#### Exercise brief
Find how many lines hold the word "rest". Give only the number.

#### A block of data
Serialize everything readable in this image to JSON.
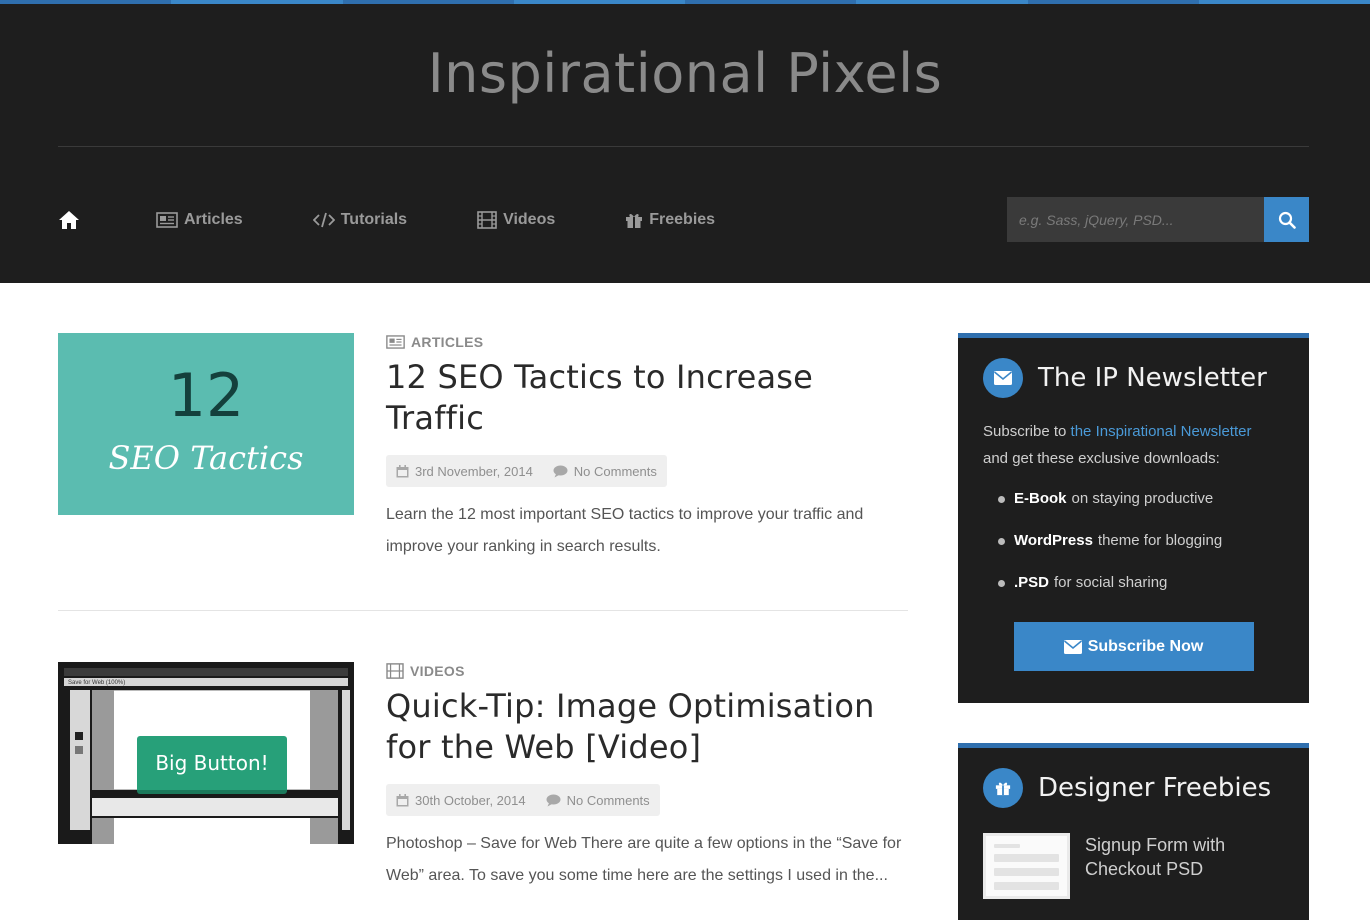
{
  "site": {
    "brand": "Inspirational Pixels",
    "colors": {
      "header_bg": "#1e1e1e",
      "accent": "#3a87c8",
      "stripe": "#2f6fae"
    }
  },
  "nav": {
    "home_icon": "home-icon",
    "items": [
      {
        "label": "Articles",
        "icon": "newspaper-icon"
      },
      {
        "label": "Tutorials",
        "icon": "code-icon"
      },
      {
        "label": "Videos",
        "icon": "film-icon"
      },
      {
        "label": "Freebies",
        "icon": "gift-icon"
      }
    ]
  },
  "search": {
    "placeholder": "e.g. Sass, jQuery, PSD...",
    "icon": "search-icon"
  },
  "posts": [
    {
      "category": "ARTICLES",
      "title": "12 SEO Tactics to Increase Traffic",
      "date": "3rd November, 2014",
      "comments": "No Comments",
      "excerpt": "Learn the 12 most important SEO tactics to improve your traffic and improve your ranking in search results.",
      "thumb": {
        "number": "12",
        "caption": "SEO Tactics",
        "bg": "#5bbcb0"
      }
    },
    {
      "category": "VIDEOS",
      "title": "Quick-Tip: Image Optimisation for the Web [Video]",
      "date": "30th October, 2014",
      "comments": "No Comments",
      "excerpt": "Photoshop – Save for Web There are quite a few options in the “Save for Web” area. To save you some time here are the settings I used in the...",
      "thumb": {
        "button_label": "Big Button!",
        "window_title": "Save for Web (100%)"
      }
    }
  ],
  "sidebar": {
    "newsletter": {
      "title": "The IP Newsletter",
      "icon": "envelope-icon",
      "text_before": "Subscribe to ",
      "link": "the Inspirational Newsletter",
      "text_after": "and get these exclusive downloads:",
      "items": [
        {
          "bold": "E-Book",
          "rest": "on staying productive"
        },
        {
          "bold": "WordPress",
          "rest": "theme for blogging"
        },
        {
          "bold": ".PSD",
          "rest": "for social sharing"
        }
      ],
      "button": "Subscribe Now"
    },
    "freebies": {
      "title": "Designer Freebies",
      "icon": "gift-icon",
      "items": [
        {
          "title": "Signup Form with Checkout PSD"
        }
      ]
    }
  }
}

#### The response
3